--- START Extracted data ---

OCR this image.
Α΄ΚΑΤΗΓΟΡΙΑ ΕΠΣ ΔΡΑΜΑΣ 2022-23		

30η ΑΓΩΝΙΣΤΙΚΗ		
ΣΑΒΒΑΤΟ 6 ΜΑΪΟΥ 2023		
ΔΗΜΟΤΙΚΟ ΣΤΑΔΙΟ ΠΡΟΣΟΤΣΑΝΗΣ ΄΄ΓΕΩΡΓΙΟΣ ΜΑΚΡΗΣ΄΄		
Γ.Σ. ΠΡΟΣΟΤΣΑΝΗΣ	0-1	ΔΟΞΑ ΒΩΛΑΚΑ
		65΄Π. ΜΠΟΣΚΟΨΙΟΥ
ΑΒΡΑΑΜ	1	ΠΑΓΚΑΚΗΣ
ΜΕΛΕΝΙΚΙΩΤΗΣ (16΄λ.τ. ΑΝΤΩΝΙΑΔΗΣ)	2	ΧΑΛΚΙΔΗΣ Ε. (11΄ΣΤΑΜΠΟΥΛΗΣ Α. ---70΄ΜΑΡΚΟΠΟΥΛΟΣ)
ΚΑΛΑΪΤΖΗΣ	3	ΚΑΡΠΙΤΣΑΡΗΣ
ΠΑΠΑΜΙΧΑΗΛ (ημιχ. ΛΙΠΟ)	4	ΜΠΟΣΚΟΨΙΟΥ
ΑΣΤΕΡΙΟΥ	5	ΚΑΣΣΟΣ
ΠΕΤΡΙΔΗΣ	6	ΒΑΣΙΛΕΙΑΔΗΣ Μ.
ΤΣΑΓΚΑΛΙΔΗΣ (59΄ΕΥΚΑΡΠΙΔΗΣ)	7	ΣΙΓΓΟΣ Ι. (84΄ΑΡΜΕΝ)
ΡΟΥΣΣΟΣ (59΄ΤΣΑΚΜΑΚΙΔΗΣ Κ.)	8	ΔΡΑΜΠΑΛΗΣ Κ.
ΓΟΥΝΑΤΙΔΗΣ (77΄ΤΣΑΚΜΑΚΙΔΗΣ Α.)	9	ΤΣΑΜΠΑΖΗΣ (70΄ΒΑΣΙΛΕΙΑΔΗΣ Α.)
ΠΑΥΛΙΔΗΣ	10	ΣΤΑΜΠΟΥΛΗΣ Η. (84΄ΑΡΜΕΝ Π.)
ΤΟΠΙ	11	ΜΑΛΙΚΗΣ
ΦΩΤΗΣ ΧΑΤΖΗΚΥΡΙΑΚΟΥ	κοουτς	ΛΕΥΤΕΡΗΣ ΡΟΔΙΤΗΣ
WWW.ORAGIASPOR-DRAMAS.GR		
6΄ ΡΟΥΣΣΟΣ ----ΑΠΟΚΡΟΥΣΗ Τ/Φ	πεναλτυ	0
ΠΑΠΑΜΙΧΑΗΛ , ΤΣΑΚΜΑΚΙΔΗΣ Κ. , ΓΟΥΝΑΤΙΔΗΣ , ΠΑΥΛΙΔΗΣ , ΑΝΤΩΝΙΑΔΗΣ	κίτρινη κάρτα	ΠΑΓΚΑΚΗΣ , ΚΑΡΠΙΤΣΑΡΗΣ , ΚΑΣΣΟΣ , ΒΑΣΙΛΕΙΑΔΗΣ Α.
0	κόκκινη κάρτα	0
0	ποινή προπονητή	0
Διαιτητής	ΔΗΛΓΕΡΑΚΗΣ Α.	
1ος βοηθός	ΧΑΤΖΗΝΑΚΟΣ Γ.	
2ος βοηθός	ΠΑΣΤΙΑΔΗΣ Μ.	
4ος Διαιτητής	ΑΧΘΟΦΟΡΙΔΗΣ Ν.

--- END Extracted data ---

▶ [What this task involves]: Return from the data every line that holds "βοηθός".

▶ [Answer to the problem]:
1ος βοηθός	ΧΑΤΖΗΝΑΚΟΣ Γ.	
2ος βοηθός	ΠΑΣΤΙΑΔΗΣ Μ.	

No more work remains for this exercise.